[Layout annotation data]

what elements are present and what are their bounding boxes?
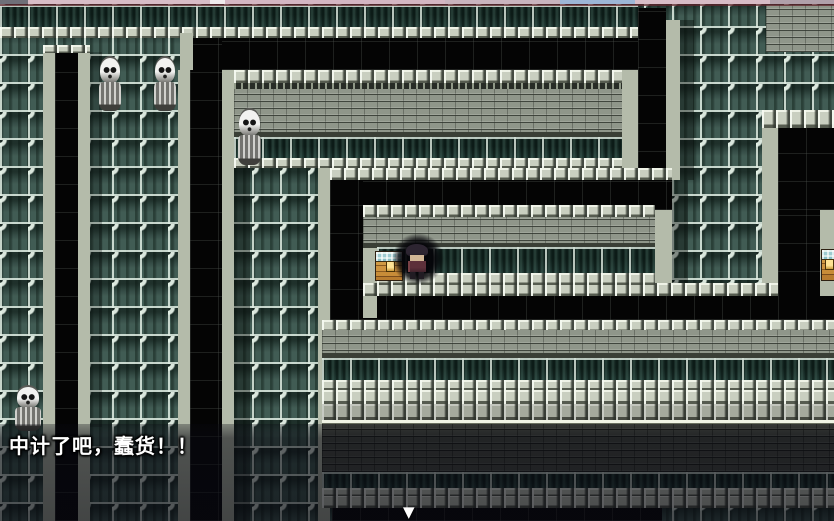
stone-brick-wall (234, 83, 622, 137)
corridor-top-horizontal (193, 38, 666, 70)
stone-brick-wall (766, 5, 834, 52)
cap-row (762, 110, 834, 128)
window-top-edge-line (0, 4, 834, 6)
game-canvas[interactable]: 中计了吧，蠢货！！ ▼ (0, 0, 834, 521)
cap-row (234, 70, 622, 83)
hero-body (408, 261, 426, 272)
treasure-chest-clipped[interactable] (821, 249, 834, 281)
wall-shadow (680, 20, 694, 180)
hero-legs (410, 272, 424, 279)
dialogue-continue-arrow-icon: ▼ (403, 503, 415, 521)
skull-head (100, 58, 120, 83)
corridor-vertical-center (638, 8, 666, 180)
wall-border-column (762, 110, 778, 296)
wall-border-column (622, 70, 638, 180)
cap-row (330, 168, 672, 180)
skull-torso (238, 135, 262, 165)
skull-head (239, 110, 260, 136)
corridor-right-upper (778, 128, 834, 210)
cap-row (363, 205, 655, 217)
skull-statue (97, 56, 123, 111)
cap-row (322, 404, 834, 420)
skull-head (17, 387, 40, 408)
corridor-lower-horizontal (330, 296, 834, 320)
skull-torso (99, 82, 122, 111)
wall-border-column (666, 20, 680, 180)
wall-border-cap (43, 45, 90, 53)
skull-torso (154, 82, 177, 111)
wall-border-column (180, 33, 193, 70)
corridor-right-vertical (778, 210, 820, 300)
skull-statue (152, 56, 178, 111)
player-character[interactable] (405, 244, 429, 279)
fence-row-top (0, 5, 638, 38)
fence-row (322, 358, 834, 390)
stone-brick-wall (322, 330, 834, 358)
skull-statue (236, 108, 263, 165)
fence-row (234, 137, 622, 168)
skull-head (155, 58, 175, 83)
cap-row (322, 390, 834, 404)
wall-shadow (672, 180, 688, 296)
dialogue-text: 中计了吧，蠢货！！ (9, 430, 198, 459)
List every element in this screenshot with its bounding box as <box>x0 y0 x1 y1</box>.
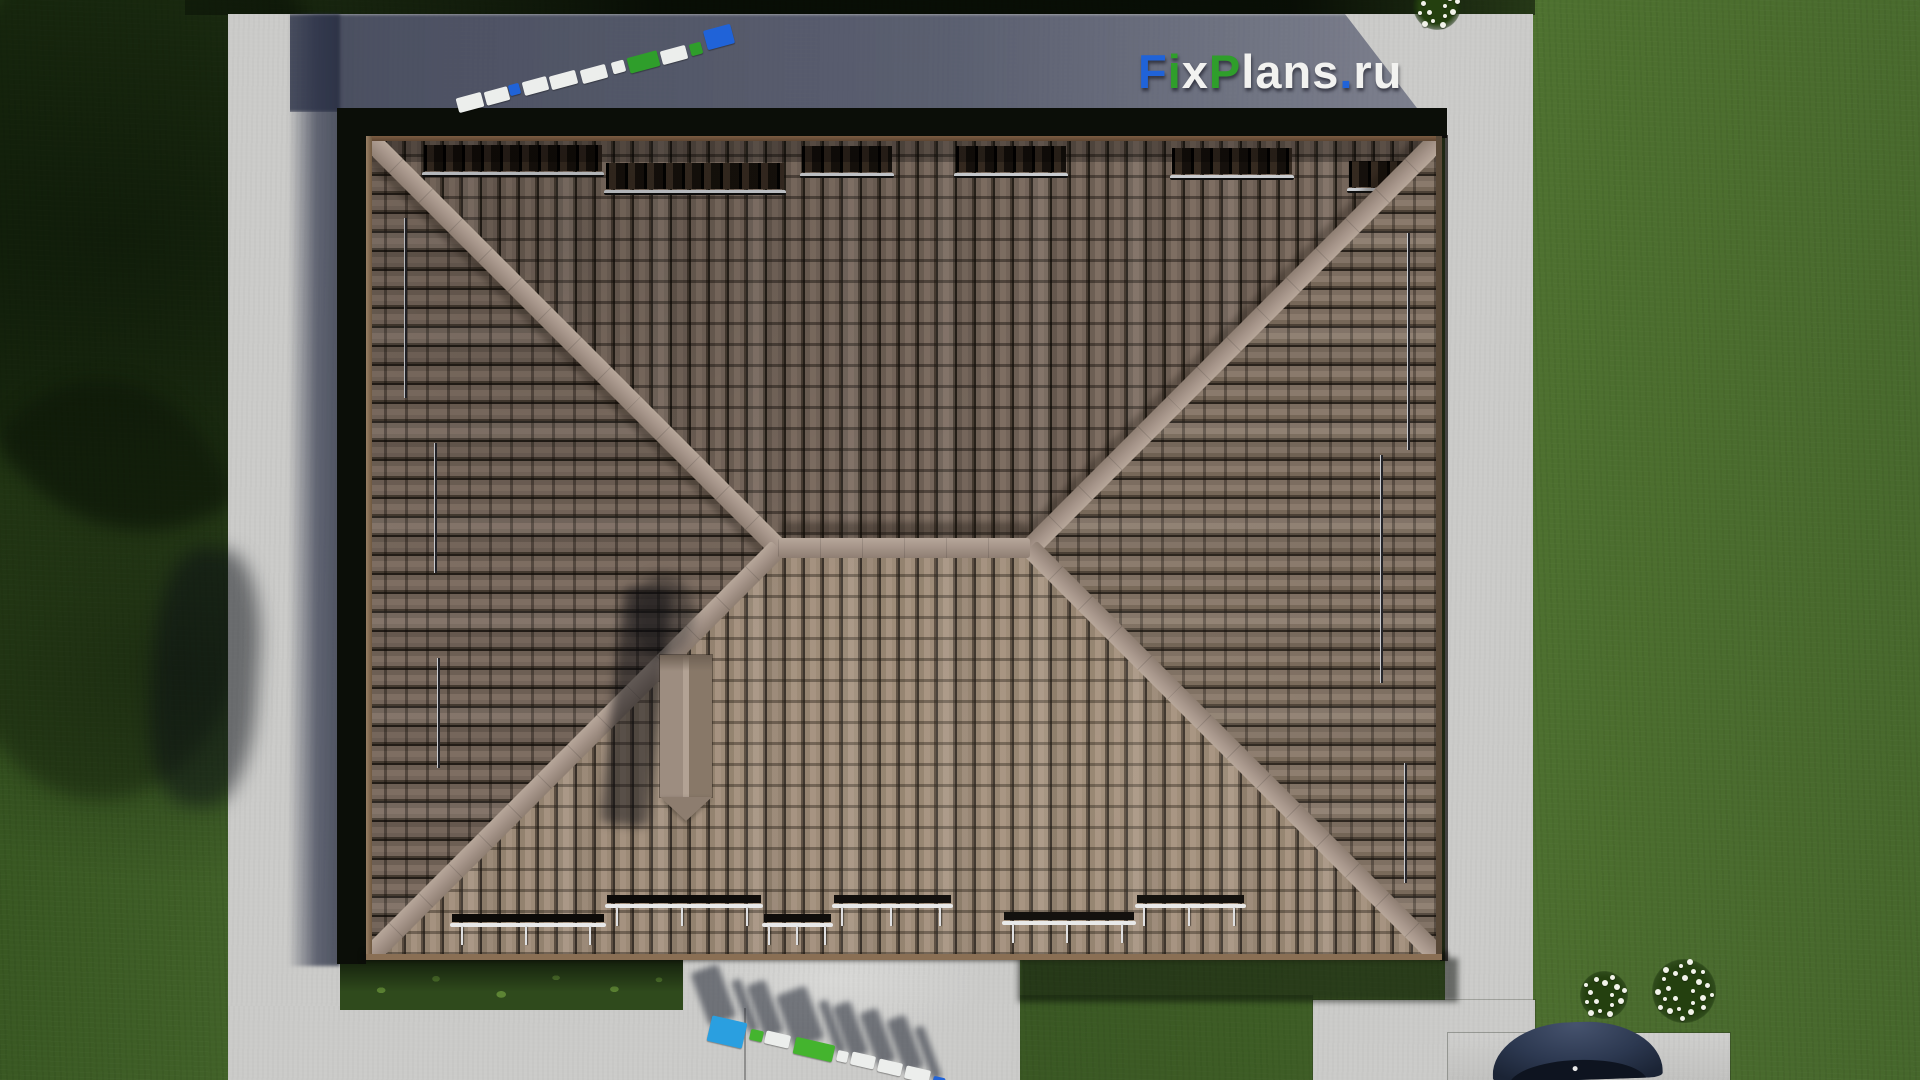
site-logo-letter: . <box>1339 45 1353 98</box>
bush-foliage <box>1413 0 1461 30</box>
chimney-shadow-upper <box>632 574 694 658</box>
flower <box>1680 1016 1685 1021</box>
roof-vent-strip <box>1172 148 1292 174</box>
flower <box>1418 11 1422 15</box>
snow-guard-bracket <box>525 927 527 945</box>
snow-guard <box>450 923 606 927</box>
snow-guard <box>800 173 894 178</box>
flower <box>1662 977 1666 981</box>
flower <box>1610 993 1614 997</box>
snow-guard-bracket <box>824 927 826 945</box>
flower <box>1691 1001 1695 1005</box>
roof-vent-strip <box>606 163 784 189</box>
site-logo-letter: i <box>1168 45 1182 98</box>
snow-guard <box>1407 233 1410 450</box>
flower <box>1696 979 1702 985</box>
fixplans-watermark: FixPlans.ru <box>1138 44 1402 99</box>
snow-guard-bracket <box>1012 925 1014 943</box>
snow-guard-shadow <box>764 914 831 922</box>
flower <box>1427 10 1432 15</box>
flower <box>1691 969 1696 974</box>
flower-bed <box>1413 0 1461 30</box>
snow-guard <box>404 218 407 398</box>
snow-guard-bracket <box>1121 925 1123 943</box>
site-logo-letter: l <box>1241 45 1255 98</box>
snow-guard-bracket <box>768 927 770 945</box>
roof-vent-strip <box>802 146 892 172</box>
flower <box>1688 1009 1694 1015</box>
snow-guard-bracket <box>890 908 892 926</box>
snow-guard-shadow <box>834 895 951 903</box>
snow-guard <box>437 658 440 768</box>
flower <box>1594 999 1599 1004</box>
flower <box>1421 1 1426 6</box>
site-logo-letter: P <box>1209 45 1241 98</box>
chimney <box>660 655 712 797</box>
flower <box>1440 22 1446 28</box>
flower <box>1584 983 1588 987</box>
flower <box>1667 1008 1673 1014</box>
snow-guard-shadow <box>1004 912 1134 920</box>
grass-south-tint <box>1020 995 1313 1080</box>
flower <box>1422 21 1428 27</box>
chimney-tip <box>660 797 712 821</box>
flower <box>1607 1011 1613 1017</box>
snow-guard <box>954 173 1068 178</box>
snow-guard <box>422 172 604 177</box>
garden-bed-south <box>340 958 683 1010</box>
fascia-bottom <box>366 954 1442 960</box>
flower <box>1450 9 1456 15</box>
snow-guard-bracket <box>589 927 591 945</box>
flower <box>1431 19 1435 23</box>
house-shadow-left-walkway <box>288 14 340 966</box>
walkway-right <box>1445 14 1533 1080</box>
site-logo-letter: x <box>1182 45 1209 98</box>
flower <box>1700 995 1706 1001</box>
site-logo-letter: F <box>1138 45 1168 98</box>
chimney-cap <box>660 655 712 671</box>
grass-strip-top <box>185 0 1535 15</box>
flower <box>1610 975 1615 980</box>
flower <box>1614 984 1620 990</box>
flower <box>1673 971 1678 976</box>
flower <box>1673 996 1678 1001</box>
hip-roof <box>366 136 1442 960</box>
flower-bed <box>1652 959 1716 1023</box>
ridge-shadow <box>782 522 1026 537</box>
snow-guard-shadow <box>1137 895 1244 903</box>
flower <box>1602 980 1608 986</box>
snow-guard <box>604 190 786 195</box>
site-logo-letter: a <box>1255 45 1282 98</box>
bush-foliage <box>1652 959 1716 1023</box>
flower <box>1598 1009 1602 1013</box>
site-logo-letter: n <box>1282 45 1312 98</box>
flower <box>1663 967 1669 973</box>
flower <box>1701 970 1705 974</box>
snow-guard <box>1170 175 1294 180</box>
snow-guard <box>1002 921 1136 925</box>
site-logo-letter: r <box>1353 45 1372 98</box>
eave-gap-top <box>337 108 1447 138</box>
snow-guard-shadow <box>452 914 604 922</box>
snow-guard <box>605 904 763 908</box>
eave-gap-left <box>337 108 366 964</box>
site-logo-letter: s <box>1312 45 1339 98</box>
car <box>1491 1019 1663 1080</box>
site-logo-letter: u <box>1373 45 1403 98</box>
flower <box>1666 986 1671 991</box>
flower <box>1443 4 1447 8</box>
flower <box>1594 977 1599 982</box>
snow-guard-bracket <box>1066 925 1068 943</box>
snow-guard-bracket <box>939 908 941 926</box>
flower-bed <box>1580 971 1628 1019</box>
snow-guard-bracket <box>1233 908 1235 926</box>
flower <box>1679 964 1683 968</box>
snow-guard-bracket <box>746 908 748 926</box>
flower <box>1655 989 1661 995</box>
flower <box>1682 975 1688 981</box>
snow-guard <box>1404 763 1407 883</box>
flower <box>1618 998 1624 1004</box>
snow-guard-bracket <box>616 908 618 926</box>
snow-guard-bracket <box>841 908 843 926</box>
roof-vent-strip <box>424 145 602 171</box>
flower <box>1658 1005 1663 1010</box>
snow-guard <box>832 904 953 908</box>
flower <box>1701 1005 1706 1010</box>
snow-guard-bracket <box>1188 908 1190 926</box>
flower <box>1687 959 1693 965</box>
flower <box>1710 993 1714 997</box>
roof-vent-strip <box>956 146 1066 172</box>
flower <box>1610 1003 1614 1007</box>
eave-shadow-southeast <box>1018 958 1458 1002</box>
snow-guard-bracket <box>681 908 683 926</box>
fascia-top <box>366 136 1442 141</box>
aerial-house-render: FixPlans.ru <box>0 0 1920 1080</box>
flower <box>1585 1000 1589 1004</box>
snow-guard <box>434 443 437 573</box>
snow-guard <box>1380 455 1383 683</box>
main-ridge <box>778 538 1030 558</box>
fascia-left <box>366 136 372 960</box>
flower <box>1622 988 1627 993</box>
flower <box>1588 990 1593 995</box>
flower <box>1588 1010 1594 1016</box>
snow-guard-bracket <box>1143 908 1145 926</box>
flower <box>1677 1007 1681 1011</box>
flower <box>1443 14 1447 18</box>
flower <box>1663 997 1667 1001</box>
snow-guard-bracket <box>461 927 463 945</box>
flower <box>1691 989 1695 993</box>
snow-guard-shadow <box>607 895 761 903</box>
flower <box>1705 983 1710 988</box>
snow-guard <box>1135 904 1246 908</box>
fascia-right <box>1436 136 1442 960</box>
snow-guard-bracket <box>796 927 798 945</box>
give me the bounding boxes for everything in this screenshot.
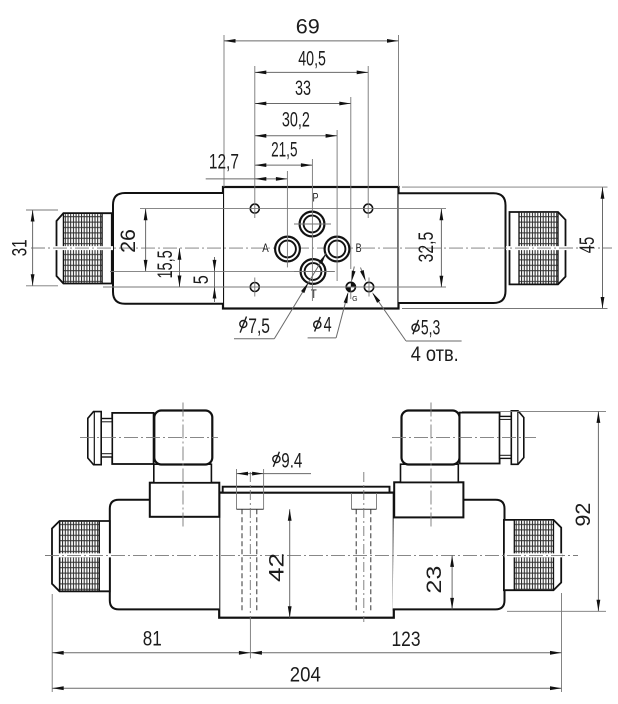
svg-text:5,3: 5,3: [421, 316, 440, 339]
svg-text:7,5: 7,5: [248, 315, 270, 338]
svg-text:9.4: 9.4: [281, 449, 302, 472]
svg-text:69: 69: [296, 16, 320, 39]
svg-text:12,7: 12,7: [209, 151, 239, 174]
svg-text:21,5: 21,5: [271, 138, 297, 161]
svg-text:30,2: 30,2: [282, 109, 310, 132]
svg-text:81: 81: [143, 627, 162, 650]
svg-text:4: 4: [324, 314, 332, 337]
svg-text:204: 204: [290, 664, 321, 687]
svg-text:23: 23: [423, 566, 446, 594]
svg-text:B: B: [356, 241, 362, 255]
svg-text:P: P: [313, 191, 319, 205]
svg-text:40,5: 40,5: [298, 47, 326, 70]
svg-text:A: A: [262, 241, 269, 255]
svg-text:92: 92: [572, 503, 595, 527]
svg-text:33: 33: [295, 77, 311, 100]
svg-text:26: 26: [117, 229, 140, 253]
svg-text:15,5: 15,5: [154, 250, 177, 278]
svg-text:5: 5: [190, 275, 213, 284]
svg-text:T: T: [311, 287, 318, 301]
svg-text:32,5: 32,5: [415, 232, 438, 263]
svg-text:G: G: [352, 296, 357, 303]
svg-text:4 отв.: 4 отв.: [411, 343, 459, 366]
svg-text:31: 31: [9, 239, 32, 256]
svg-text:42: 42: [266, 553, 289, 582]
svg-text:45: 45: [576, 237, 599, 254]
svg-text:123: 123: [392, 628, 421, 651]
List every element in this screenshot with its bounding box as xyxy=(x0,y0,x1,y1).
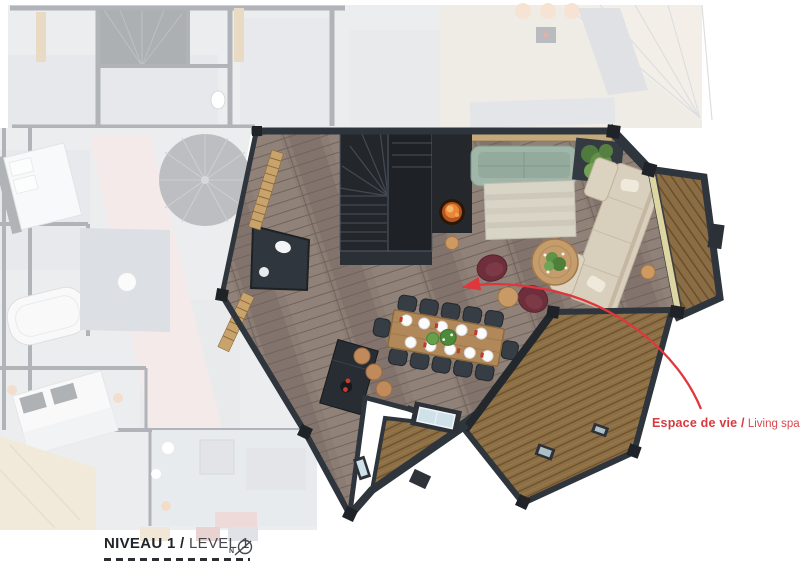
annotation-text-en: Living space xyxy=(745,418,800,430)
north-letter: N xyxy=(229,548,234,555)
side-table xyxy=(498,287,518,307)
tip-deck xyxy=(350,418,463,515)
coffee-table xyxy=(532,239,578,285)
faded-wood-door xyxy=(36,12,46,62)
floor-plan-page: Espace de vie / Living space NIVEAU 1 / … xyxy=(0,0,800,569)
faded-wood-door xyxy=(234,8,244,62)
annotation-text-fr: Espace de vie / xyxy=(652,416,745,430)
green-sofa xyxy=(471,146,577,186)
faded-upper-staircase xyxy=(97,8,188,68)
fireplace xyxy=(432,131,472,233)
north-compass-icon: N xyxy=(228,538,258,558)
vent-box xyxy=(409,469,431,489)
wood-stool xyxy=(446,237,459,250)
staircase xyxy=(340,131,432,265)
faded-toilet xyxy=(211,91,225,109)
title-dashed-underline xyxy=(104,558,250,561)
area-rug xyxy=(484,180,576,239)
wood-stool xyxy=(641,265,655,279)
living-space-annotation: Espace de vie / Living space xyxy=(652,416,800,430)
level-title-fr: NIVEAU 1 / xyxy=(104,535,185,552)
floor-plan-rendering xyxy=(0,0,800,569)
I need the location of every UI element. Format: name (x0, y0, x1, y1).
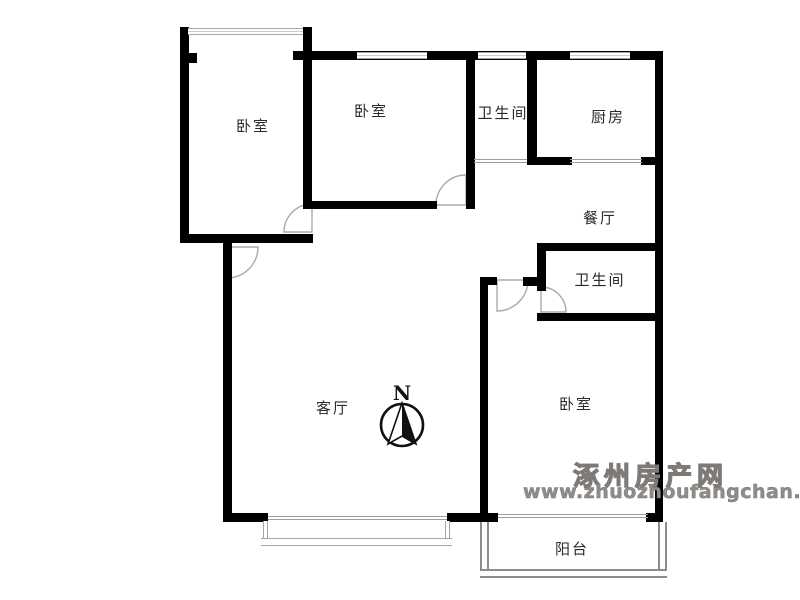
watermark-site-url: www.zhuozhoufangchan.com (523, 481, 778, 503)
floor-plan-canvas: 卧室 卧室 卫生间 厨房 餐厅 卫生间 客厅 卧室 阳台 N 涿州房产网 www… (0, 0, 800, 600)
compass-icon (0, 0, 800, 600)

# DO THIS
Rewrite the part of the material that opens with the line containing "site-logo-letter: . <box>1339" and closes with the line containing "snow-guard <box>404 218 407 398</box>", swapping "roof-vent-strip" for "roof-vent-band" and leaving all else unchanged.

# RESULT OF THIS EXERCISE
site-logo-letter: . <box>1339 45 1353 98</box>
bush-foliage <box>1413 0 1461 30</box>
chimney-shadow-upper <box>632 574 694 658</box>
flower <box>1680 1016 1685 1021</box>
roof-vent-band <box>1172 148 1292 174</box>
flower <box>1418 11 1422 15</box>
snow-guard-bracket <box>525 927 527 945</box>
snow-guard <box>450 923 606 927</box>
snow-guard <box>800 173 894 178</box>
flower <box>1662 977 1666 981</box>
flower <box>1610 993 1614 997</box>
snow-guard-bracket <box>824 927 826 945</box>
flower <box>1691 1001 1695 1005</box>
roof-vent-band <box>606 163 784 189</box>
site-logo-letter: i <box>1168 45 1182 98</box>
snow-guard <box>1407 233 1410 450</box>
flower <box>1696 979 1702 985</box>
fixplans-watermark: FixPlans.ru <box>1138 44 1402 99</box>
snow-guard-bracket <box>1012 925 1014 943</box>
snow-guard-shadow <box>764 914 831 922</box>
flower <box>1427 10 1432 15</box>
flower <box>1691 969 1696 974</box>
flower-bed <box>1413 0 1461 30</box>
snow-guard <box>404 218 407 398</box>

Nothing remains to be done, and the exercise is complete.